Collected data entries:
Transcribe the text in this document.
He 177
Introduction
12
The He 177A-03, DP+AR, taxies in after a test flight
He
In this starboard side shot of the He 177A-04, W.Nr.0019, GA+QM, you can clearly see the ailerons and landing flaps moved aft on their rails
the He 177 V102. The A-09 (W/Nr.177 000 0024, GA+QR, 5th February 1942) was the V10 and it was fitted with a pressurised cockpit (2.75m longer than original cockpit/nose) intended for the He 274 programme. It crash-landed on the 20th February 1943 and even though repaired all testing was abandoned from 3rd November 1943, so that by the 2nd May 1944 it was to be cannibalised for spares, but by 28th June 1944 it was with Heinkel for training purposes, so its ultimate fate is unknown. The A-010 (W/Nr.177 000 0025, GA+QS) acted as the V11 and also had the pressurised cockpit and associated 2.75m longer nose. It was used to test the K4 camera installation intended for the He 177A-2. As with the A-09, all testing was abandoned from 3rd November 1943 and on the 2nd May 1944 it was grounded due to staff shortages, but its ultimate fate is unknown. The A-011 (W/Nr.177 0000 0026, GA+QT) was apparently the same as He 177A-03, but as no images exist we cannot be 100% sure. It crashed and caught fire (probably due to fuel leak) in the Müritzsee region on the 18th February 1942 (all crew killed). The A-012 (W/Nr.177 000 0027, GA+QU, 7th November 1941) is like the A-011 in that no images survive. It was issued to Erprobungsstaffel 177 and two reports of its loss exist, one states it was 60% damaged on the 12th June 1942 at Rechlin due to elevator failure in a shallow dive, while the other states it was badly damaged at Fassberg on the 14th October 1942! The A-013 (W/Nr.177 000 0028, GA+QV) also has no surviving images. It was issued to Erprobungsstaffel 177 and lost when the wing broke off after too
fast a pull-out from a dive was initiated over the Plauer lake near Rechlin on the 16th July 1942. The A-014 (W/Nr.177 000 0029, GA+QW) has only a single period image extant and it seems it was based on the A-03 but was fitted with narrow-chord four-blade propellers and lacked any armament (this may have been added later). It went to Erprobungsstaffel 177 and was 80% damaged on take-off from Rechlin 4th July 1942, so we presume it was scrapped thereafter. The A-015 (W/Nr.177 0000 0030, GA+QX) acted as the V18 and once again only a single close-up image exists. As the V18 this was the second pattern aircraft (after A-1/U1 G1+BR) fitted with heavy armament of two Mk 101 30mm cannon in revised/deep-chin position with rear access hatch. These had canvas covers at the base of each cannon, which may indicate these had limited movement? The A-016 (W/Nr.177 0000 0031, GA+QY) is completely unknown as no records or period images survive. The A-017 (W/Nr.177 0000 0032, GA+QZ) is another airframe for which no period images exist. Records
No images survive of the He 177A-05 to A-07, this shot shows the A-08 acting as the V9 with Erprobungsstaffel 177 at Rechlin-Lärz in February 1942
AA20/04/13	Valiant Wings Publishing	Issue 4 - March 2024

Exercise requirements -> Take the lines above and retype all of them exactly.

Final answer ->
Transcribe the text in this document.
He 177
Introduction
12
The He 177A-03, DP+AR, taxies in after a test flight
He
In this starboard side shot of the He 177A-04, W.Nr.0019, GA+QM, you can clearly see the ailerons and landing flaps moved aft on their rails
the He 177 V102. The A-09 (W/Nr.177 000 0024, GA+QR, 5th February 1942) was the V10 and it was fitted with a pressurised cockpit (2.75m longer than original cockpit/nose) intended for the He 274 programme. It crash-landed on the 20th February 1943 and even though repaired all testing was abandoned from 3rd November 1943, so that by the 2nd May 1944 it was to be cannibalised for spares, but by 28th June 1944 it was with Heinkel for training purposes, so its ultimate fate is unknown. The A-010 (W/Nr.177 000 0025, GA+QS) acted as the V11 and also had the pressurised cockpit and associated 2.75m longer nose. It was used to test the K4 camera installation intended for the He 177A-2. As with the A-09, all testing was abandoned from 3rd November 1943 and on the 2nd May 1944 it was grounded due to staff shortages, but its ultimate fate is unknown. The A-011 (W/Nr.177 0000 0026, GA+QT) was apparently the same as He 177A-03, but as no images exist we cannot be 100% sure. It crashed and caught fire (probably due to fuel leak) in the Müritzsee region on the 18th February 1942 (all crew killed). The A-012 (W/Nr.177 000 0027, GA+QU, 7th November 1941) is like the A-011 in that no images survive. It was issued to Erprobungsstaffel 177 and two reports of its loss exist, one states it was 60% damaged on the 12th June 1942 at Rechlin due to elevator failure in a shallow dive, while the other states it was badly damaged at Fassberg on the 14th October 1942! The A-013 (W/Nr.177 000 0028, GA+QV) also has no surviving images. It was issued to Erprobungsstaffel 177 and lost when the wing broke off after too
fast a pull-out from a dive was initiated over the Plauer lake near Rechlin on the 16th July 1942. The A-014 (W/Nr.177 000 0029, GA+QW) has only a single period image extant and it seems it was based on the A-03 but was fitted with narrow-chord four-blade propellers and lacked any armament (this may have been added later). It went to Erprobungsstaffel 177 and was 80% damaged on take-off from Rechlin 4th July 1942, so we presume it was scrapped thereafter. The A-015 (W/Nr.177 0000 0030, GA+QX) acted as the V18 and once again only a single close-up image exists. As the V18 this was the second pattern aircraft (after A-1/U1 G1+BR) fitted with heavy armament of two Mk 101 30mm cannon in revised/deep-chin position with rear access hatch. These had canvas covers at the base of each cannon, which may indicate these had limited movement? The A-016 (W/Nr.177 0000 0031, GA+QY) is completely unknown as no records or period images survive. The A-017 (W/Nr.177 0000 0032, GA+QZ) is another airframe for which no period images exist. Records
No images survive of the He 177A-05 to A-07, this shot shows the A-08 acting as the V9 with Erprobungsstaffel 177 at Rechlin-Lärz in February 1942
AA20/04/13	Valiant Wings Publishing	Issue 4 - March 2024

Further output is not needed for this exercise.